#### Stored items:
--------
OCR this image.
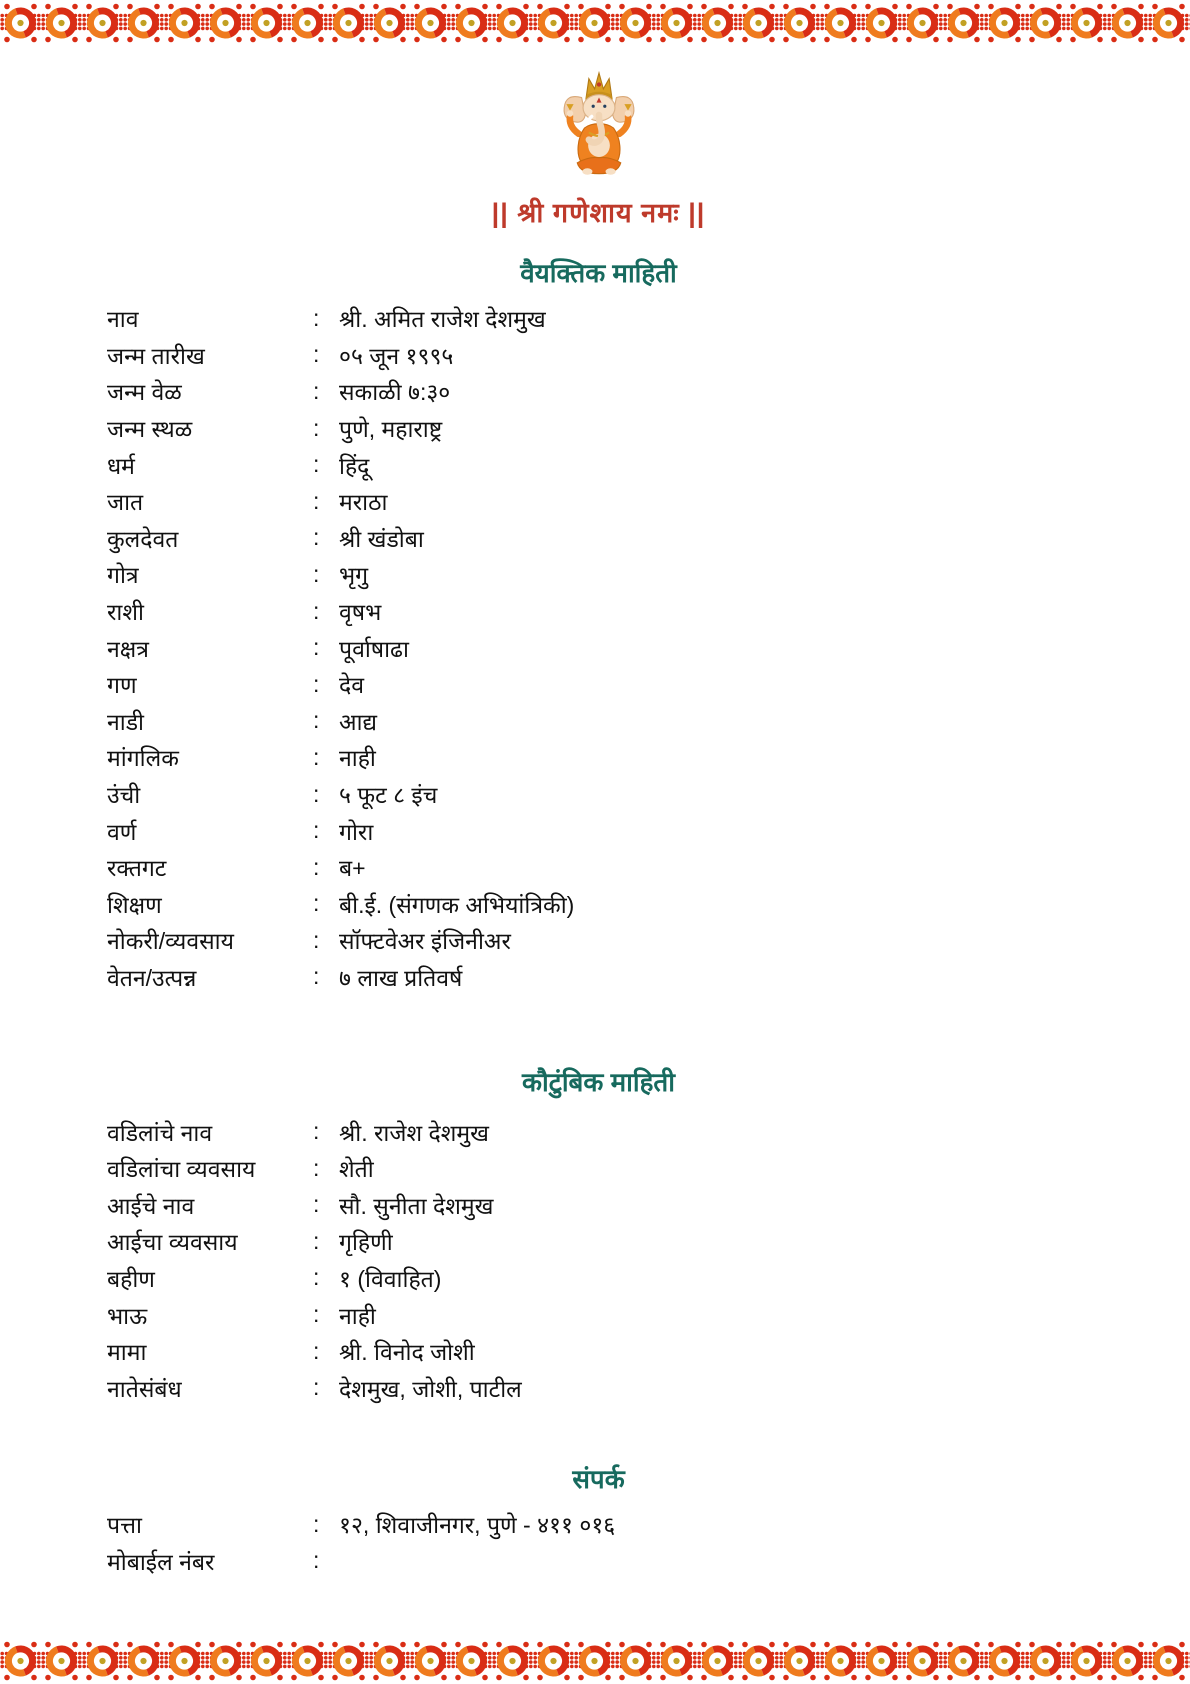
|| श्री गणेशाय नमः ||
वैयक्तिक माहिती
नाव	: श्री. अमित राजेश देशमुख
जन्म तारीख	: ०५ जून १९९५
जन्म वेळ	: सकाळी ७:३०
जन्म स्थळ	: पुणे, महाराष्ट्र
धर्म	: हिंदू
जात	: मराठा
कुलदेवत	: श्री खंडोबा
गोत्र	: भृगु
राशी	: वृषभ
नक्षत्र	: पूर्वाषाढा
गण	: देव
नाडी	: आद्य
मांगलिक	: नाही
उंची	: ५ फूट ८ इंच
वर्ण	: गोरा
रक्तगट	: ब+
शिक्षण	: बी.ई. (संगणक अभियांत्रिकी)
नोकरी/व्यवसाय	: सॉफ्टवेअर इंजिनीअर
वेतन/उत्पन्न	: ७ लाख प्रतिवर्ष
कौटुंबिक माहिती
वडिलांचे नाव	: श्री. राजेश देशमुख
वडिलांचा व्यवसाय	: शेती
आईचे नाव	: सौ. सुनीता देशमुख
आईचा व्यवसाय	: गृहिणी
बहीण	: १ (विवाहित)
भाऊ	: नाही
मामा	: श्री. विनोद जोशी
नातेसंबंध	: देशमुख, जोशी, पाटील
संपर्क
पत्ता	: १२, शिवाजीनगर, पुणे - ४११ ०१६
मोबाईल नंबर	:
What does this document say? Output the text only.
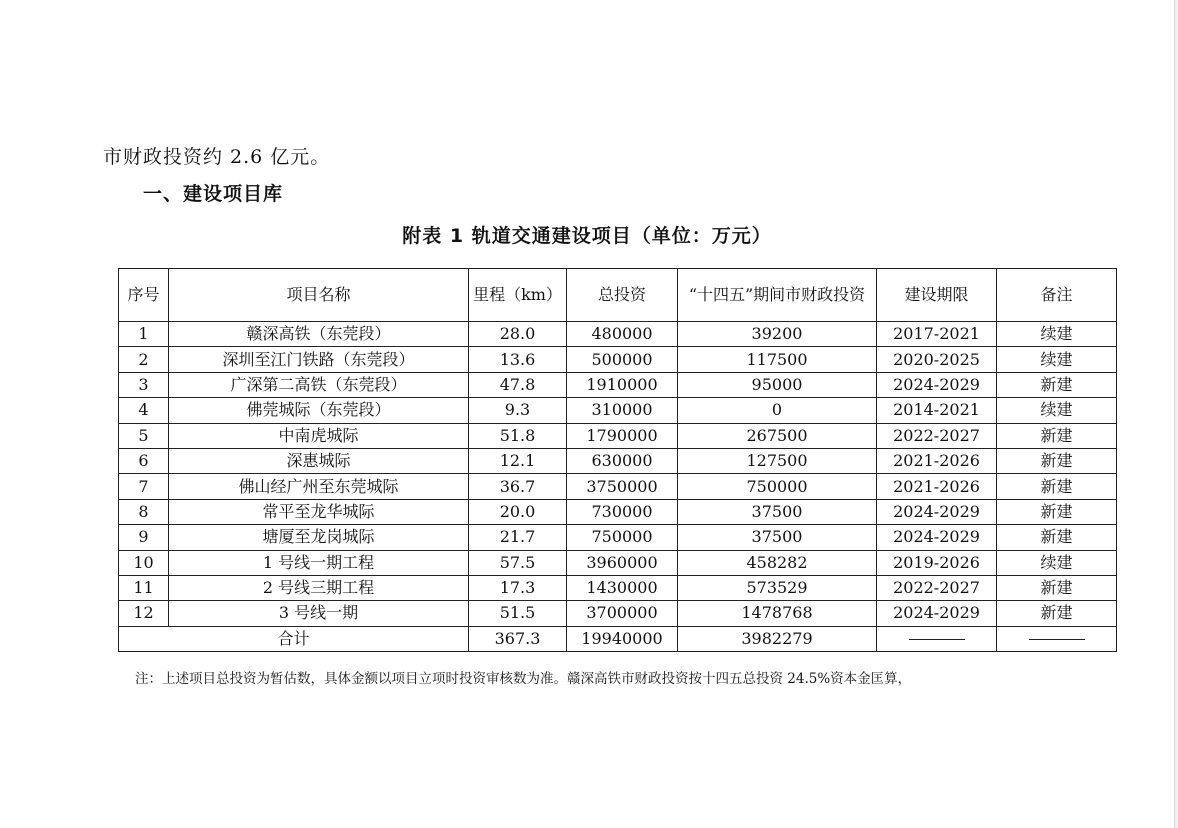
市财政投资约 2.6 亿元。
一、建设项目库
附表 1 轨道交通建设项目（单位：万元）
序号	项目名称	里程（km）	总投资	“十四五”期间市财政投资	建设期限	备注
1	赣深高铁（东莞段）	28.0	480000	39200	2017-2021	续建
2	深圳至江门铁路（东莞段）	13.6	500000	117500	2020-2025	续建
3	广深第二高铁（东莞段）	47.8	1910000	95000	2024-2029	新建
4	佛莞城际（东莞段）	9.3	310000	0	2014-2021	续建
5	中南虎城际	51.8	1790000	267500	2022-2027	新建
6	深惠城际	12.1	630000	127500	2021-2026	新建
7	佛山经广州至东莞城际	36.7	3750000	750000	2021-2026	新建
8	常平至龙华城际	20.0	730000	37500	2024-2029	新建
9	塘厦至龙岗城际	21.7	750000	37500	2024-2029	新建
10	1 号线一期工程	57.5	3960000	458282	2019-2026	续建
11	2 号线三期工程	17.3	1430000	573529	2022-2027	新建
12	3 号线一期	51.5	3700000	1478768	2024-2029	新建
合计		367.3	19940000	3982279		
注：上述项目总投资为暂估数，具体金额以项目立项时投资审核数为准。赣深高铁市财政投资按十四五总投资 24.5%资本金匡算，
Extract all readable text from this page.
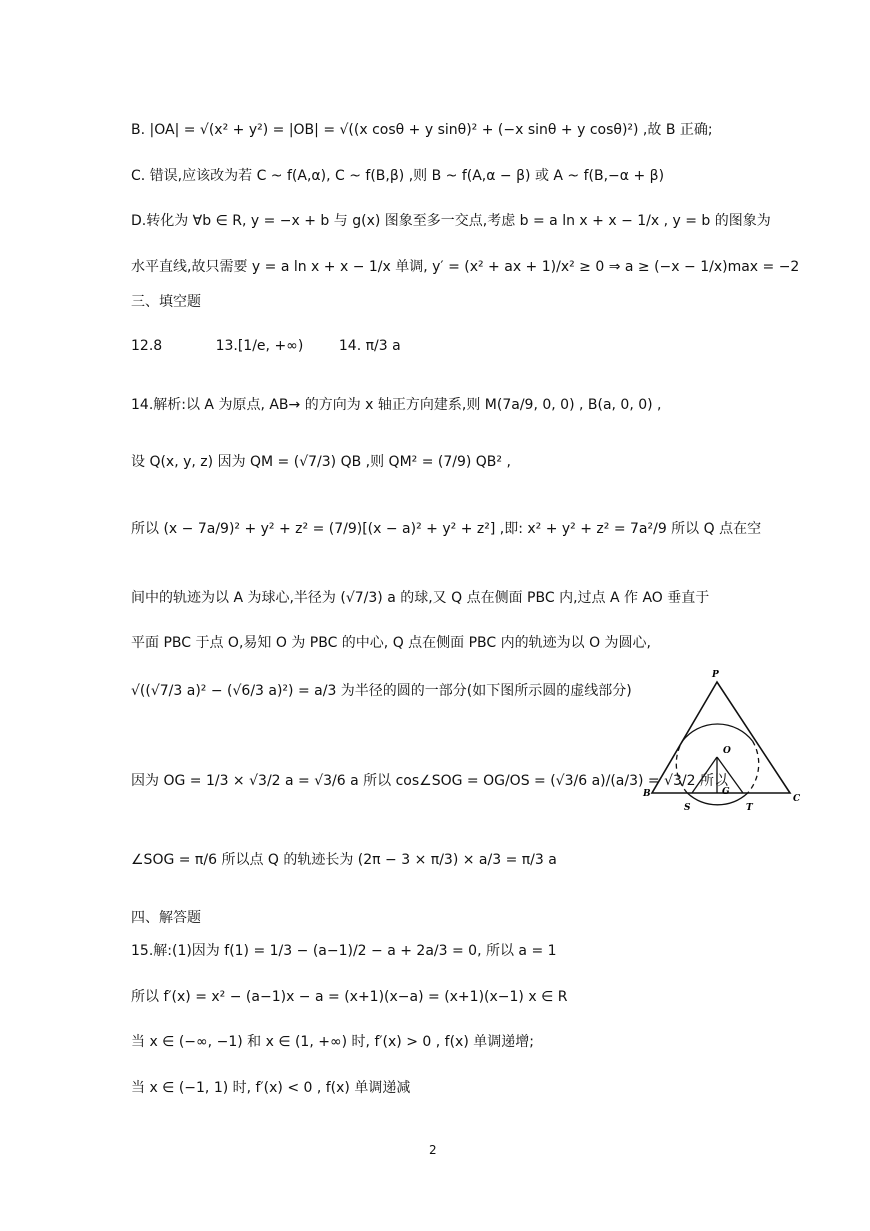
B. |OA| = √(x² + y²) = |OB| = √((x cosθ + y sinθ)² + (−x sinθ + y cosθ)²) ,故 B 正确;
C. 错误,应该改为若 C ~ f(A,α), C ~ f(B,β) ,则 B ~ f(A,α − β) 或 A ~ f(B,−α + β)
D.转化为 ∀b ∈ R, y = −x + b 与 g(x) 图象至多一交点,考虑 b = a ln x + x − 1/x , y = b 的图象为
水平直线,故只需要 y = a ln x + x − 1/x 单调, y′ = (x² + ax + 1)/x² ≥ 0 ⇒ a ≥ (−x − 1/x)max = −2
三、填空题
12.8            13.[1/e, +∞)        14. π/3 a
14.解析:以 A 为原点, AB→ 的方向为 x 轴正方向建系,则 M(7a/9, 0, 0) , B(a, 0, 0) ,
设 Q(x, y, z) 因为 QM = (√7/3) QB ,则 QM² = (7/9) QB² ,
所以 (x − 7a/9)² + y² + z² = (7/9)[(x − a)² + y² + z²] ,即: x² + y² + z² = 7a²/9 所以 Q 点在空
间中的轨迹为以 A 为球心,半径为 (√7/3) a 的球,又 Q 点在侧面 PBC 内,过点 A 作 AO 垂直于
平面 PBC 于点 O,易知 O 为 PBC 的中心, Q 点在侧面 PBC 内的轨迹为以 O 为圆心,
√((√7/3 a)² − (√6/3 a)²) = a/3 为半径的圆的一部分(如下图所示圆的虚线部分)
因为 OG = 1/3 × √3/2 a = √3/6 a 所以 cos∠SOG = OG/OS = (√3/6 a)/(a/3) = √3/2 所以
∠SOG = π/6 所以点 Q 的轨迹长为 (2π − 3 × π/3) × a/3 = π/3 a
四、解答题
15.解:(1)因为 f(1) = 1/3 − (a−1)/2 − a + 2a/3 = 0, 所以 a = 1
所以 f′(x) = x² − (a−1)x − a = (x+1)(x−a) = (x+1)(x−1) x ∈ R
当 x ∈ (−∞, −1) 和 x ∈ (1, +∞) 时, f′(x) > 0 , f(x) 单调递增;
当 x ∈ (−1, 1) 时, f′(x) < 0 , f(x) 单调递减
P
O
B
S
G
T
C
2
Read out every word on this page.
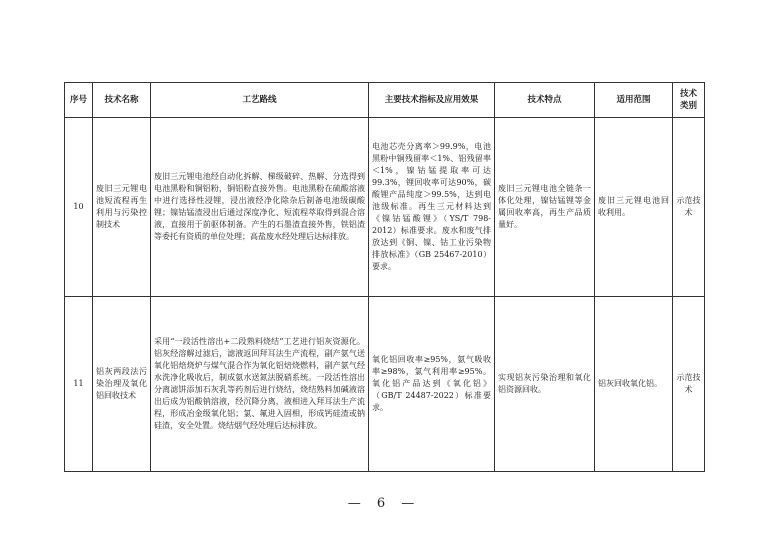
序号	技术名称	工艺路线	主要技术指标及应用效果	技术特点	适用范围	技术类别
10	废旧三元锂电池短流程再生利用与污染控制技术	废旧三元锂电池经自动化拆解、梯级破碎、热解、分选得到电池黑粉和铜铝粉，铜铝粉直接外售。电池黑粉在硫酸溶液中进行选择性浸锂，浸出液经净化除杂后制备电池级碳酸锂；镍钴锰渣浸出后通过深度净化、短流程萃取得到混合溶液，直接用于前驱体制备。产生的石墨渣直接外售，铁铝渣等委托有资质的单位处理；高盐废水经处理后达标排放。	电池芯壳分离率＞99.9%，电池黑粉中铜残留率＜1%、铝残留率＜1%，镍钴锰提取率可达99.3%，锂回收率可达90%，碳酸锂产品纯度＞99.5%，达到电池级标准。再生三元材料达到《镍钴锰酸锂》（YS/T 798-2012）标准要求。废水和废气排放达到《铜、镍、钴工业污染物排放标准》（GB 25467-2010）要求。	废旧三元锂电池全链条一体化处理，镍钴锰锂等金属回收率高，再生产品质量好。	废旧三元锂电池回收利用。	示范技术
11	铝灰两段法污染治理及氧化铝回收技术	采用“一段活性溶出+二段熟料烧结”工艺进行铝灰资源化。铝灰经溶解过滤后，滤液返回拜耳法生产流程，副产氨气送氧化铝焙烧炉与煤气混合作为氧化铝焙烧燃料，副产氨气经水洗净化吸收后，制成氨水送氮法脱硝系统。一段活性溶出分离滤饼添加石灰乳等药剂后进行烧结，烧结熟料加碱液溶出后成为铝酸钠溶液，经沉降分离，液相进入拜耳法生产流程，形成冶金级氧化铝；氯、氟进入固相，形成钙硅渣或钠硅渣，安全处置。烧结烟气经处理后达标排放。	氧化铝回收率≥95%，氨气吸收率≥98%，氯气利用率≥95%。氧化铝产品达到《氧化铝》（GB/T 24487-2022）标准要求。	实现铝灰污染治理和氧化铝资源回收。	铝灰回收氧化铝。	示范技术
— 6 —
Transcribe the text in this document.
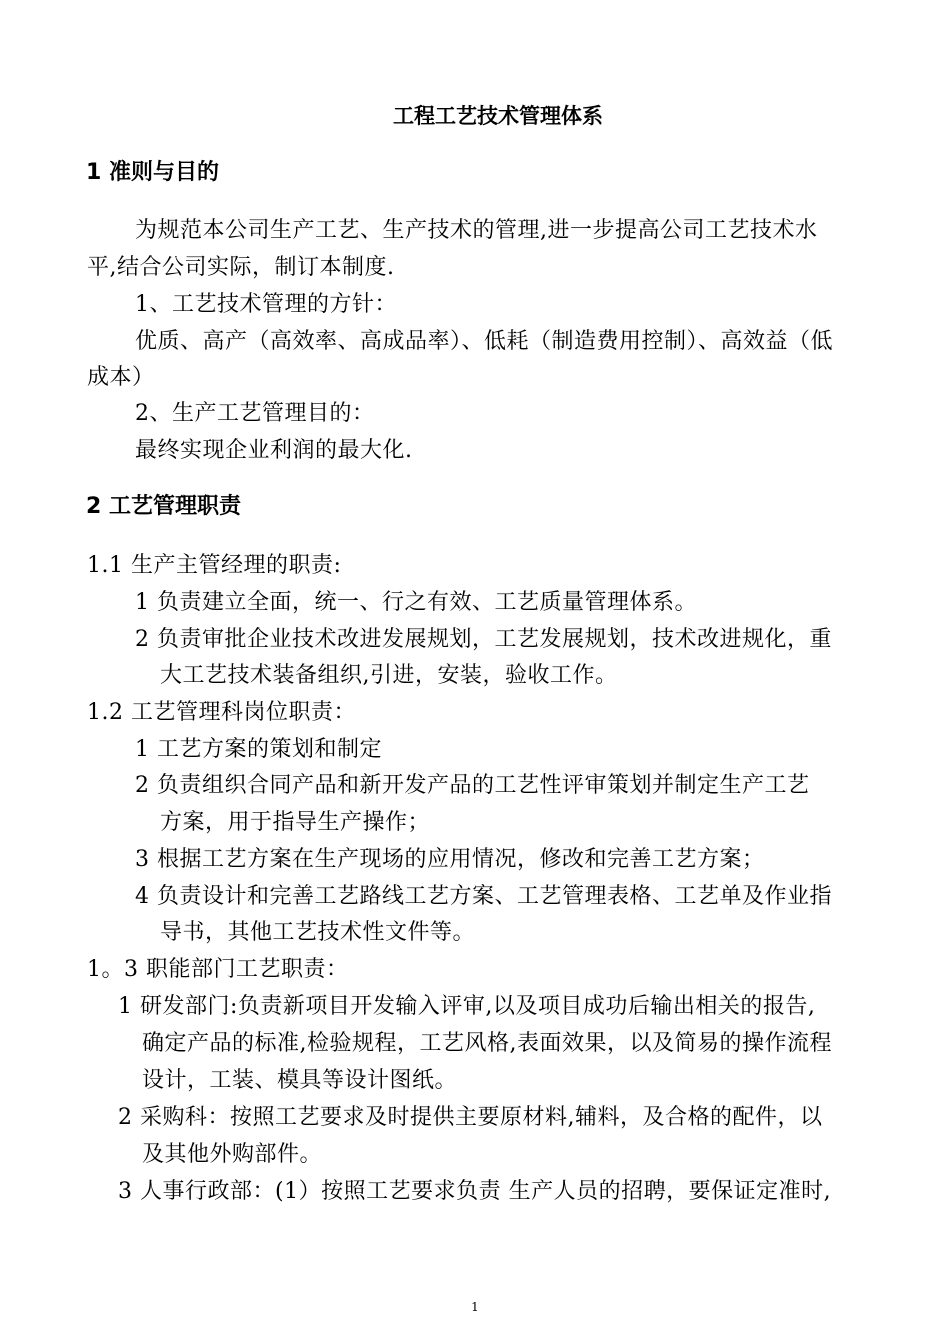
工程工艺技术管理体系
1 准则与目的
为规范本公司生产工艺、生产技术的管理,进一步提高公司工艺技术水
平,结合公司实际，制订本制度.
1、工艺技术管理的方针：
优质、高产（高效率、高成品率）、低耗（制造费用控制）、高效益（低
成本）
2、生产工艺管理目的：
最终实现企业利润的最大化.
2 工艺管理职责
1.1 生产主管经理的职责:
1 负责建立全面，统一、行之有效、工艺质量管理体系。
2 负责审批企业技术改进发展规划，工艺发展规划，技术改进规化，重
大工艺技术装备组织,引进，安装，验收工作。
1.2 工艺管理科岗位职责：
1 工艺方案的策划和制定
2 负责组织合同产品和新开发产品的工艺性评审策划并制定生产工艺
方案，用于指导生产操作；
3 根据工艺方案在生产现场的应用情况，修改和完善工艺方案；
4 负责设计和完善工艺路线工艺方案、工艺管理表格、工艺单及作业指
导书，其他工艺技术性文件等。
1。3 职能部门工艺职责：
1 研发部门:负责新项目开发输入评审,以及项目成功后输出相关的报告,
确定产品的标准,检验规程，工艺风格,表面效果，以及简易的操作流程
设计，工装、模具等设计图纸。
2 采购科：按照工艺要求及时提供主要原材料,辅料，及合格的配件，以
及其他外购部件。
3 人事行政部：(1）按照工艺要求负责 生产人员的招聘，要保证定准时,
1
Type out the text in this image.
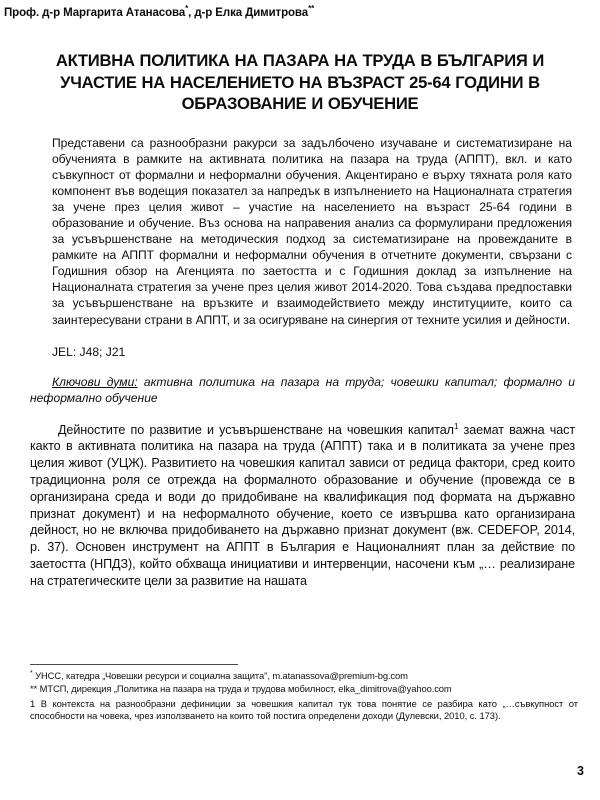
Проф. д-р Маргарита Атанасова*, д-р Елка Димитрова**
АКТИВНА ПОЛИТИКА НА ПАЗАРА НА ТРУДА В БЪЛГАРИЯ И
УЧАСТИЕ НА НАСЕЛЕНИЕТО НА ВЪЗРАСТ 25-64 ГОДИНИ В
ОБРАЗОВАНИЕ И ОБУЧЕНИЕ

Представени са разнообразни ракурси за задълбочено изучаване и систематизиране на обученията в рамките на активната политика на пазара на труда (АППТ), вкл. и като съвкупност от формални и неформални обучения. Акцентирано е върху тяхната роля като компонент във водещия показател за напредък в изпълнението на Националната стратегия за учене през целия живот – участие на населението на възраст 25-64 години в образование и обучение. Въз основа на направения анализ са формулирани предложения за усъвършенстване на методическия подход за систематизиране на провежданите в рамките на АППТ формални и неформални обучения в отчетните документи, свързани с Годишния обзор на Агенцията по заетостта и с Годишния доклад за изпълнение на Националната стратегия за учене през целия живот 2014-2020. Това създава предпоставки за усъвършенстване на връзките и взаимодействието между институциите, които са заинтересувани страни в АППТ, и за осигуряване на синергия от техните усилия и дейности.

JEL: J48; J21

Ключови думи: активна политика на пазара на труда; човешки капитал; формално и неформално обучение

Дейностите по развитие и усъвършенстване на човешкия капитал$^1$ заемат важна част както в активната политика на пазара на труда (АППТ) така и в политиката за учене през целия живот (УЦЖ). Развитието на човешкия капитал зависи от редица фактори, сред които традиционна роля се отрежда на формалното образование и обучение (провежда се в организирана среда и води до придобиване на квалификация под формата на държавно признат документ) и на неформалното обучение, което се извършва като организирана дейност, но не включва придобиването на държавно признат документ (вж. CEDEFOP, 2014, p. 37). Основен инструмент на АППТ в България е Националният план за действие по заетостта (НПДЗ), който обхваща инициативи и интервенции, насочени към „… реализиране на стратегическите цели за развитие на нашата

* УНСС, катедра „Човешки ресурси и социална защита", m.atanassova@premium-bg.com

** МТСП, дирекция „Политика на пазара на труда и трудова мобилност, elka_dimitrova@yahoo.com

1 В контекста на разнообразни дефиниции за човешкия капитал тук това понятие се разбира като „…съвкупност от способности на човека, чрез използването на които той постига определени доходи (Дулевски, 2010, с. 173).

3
--------
#### Work to do:
Search the records for the word "this", then list every line that has it.

#### Response to the exercise:
OCR this image.
What does this document say? Output the text only.
Extract all readable text from this page.
Read out every word on this page.
Transcribe the text in this document.
Type out the text in this image.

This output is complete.